* **THE REQUEST**
Every line below is to be quoted exactly, with nothing added or dropped.

== EXCERPTED RECORDS

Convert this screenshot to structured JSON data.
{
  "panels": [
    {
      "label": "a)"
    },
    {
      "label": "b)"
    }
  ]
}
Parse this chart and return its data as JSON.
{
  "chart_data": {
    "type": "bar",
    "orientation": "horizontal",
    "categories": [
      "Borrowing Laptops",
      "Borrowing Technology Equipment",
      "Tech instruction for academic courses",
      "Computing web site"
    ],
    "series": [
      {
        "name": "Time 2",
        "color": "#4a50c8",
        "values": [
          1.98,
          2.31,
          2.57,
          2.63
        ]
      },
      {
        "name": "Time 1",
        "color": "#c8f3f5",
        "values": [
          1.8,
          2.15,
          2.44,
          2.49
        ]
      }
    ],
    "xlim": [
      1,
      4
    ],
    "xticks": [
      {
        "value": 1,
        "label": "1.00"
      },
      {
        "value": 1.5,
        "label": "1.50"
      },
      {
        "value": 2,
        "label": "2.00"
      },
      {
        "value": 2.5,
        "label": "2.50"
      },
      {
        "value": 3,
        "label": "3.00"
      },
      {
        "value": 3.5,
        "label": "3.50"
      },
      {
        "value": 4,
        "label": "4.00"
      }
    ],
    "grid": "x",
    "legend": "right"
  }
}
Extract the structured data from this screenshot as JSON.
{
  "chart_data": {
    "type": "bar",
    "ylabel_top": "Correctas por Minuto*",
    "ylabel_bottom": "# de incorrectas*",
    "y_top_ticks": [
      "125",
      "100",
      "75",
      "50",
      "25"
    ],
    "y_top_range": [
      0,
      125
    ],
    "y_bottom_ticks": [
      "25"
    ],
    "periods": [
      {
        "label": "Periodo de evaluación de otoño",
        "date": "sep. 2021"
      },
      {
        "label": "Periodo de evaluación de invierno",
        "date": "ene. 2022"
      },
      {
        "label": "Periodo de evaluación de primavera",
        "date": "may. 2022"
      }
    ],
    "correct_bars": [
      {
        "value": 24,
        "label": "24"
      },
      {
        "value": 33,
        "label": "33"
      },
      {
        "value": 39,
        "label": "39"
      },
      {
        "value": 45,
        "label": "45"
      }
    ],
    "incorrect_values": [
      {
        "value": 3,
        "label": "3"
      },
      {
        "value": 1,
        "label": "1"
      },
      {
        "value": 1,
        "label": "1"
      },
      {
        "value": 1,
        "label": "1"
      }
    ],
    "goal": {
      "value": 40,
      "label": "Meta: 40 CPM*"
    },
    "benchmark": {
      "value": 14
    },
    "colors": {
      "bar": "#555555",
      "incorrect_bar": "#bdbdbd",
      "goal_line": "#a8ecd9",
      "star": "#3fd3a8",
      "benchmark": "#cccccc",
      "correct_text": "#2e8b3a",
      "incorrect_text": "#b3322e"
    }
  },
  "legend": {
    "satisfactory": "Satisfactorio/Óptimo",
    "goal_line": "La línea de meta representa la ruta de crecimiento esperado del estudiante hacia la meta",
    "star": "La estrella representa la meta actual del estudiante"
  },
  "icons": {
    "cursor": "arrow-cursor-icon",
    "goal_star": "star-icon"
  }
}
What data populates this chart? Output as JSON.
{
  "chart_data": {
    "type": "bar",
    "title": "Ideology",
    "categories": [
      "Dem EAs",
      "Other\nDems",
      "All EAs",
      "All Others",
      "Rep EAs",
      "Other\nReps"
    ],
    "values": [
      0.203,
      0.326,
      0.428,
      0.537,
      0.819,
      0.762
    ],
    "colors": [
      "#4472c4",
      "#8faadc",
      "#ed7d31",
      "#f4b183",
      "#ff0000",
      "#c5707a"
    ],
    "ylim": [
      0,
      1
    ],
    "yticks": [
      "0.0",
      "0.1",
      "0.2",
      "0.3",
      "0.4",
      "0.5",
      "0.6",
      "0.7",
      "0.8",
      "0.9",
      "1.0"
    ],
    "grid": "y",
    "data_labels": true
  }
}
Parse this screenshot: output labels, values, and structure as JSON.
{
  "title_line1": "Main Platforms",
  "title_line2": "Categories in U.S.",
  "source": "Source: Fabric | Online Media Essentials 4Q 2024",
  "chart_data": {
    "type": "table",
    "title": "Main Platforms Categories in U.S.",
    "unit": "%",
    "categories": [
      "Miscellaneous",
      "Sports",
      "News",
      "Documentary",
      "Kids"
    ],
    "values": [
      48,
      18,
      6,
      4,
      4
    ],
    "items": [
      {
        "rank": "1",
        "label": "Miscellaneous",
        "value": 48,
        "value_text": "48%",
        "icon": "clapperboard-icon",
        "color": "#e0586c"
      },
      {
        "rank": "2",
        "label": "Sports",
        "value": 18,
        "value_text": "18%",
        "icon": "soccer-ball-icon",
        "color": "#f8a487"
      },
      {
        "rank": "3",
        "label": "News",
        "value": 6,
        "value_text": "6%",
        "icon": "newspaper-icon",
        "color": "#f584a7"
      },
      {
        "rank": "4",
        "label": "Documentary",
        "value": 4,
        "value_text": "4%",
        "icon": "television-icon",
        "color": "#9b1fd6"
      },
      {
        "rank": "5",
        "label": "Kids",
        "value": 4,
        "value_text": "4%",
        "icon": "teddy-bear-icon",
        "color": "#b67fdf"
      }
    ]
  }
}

====

* **ANSWER TO THIS EXERCISE**
Convert this screenshot to structured JSON data.
{
  "panels": [
    {
      "label": "a)"
    },
    {
      "label": "b)"
    }
  ]
}
Parse this chart and return its data as JSON.
{
  "chart_data": {
    "type": "bar",
    "orientation": "horizontal",
    "categories": [
      "Borrowing Laptops",
      "Borrowing Technology Equipment",
      "Tech instruction for academic courses",
      "Computing web site"
    ],
    "series": [
      {
        "name": "Time 2",
        "color": "#4a50c8",
        "values": [
          1.98,
          2.31,
          2.57,
          2.63
        ]
      },
      {
        "name": "Time 1",
        "color": "#c8f3f5",
        "values": [
          1.8,
          2.15,
          2.44,
          2.49
        ]
      }
    ],
    "xlim": [
      1,
      4
    ],
    "xticks": [
      {
        "value": 1,
        "label": "1.00"
      },
      {
        "value": 1.5,
        "label": "1.50"
      },
      {
        "value": 2,
        "label": "2.00"
      },
      {
        "value": 2.5,
        "label": "2.50"
      },
      {
        "value": 3,
        "label": "3.00"
      },
      {
        "value": 3.5,
        "label": "3.50"
      },
      {
        "value": 4,
        "label": "4.00"
      }
    ],
    "grid": "x",
    "legend": "right"
  }
}
Extract the structured data from this screenshot as JSON.
{
  "chart_data": {
    "type": "bar",
    "ylabel_top": "Correctas por Minuto*",
    "ylabel_bottom": "# de incorrectas*",
    "y_top_ticks": [
      "125",
      "100",
      "75",
      "50",
      "25"
    ],
    "y_top_range": [
      0,
      125
    ],
    "y_bottom_ticks": [
      "25"
    ],
    "periods": [
      {
        "label": "Periodo de evaluación de otoño",
        "date": "sep. 2021"
      },
      {
        "label": "Periodo de evaluación de invierno",
        "date": "ene. 2022"
      },
      {
        "label": "Periodo de evaluación de primavera",
        "date": "may. 2022"
      }
    ],
    "correct_bars": [
      {
        "value": 24,
        "label": "24"
      },
      {
        "value": 33,
        "label": "33"
      },
      {
        "value": 39,
        "label": "39"
      },
      {
        "value": 45,
        "label": "45"
      }
    ],
    "incorrect_values": [
      {
        "value": 3,
        "label": "3"
      },
      {
        "value": 1,
        "label": "1"
      },
      {
        "value": 1,
        "label": "1"
      },
      {
        "value": 1,
        "label": "1"
      }
    ],
    "goal": {
      "value": 40,
      "label": "Meta: 40 CPM*"
    },
    "benchmark": {
      "value": 14
    },
    "colors": {
      "bar": "#555555",
      "incorrect_bar": "#bdbdbd",
      "goal_line": "#a8ecd9",
      "star": "#3fd3a8",
      "benchmark": "#cccccc",
      "correct_text": "#2e8b3a",
      "incorrect_text": "#b3322e"
    }
  },
  "legend": {
    "satisfactory": "Satisfactorio/Óptimo",
    "goal_line": "La línea de meta representa la ruta de crecimiento esperado del estudiante hacia la meta",
    "star": "La estrella representa la meta actual del estudiante"
  },
  "icons": {
    "cursor": "arrow-cursor-icon",
    "goal_star": "star-icon"
  }
}
What data populates this chart? Output as JSON.
{
  "chart_data": {
    "type": "bar",
    "title": "Ideology",
    "categories": [
      "Dem EAs",
      "Other\nDems",
      "All EAs",
      "All Others",
      "Rep EAs",
      "Other\nReps"
    ],
    "values": [
      0.203,
      0.326,
      0.428,
      0.537,
      0.819,
      0.762
    ],
    "colors": [
      "#4472c4",
      "#8faadc",
      "#ed7d31",
      "#f4b183",
      "#ff0000",
      "#c5707a"
    ],
    "ylim": [
      0,
      1
    ],
    "yticks": [
      "0.0",
      "0.1",
      "0.2",
      "0.3",
      "0.4",
      "0.5",
      "0.6",
      "0.7",
      "0.8",
      "0.9",
      "1.0"
    ],
    "grid": "y",
    "data_labels": true
  }
}
Parse this screenshot: output labels, values, and structure as JSON.
{
  "title_line1": "Main Platforms",
  "title_line2": "Categories in U.S.",
  "source": "Source: Fabric | Online Media Essentials 4Q 2024",
  "chart_data": {
    "type": "table",
    "title": "Main Platforms Categories in U.S.",
    "unit": "%",
    "categories": [
      "Miscellaneous",
      "Sports",
      "News",
      "Documentary",
      "Kids"
    ],
    "values": [
      48,
      18,
      6,
      4,
      4
    ],
    "items": [
      {
        "rank": "1",
        "label": "Miscellaneous",
        "value": 48,
        "value_text": "48%",
        "icon": "clapperboard-icon",
        "color": "#e0586c"
      },
      {
        "rank": "2",
        "label": "Sports",
        "value": 18,
        "value_text": "18%",
        "icon": "soccer-ball-icon",
        "color": "#f8a487"
      },
      {
        "rank": "3",
        "label": "News",
        "value": 6,
        "value_text": "6%",
        "icon": "newspaper-icon",
        "color": "#f584a7"
      },
      {
        "rank": "4",
        "label": "Documentary",
        "value": 4,
        "value_text": "4%",
        "icon": "television-icon",
        "color": "#9b1fd6"
      },
      {
        "rank": "5",
        "label": "Kids",
        "value": 4,
        "value_text": "4%",
        "icon": "teddy-bear-icon",
        "color": "#b67fdf"
      }
    ]
  }
}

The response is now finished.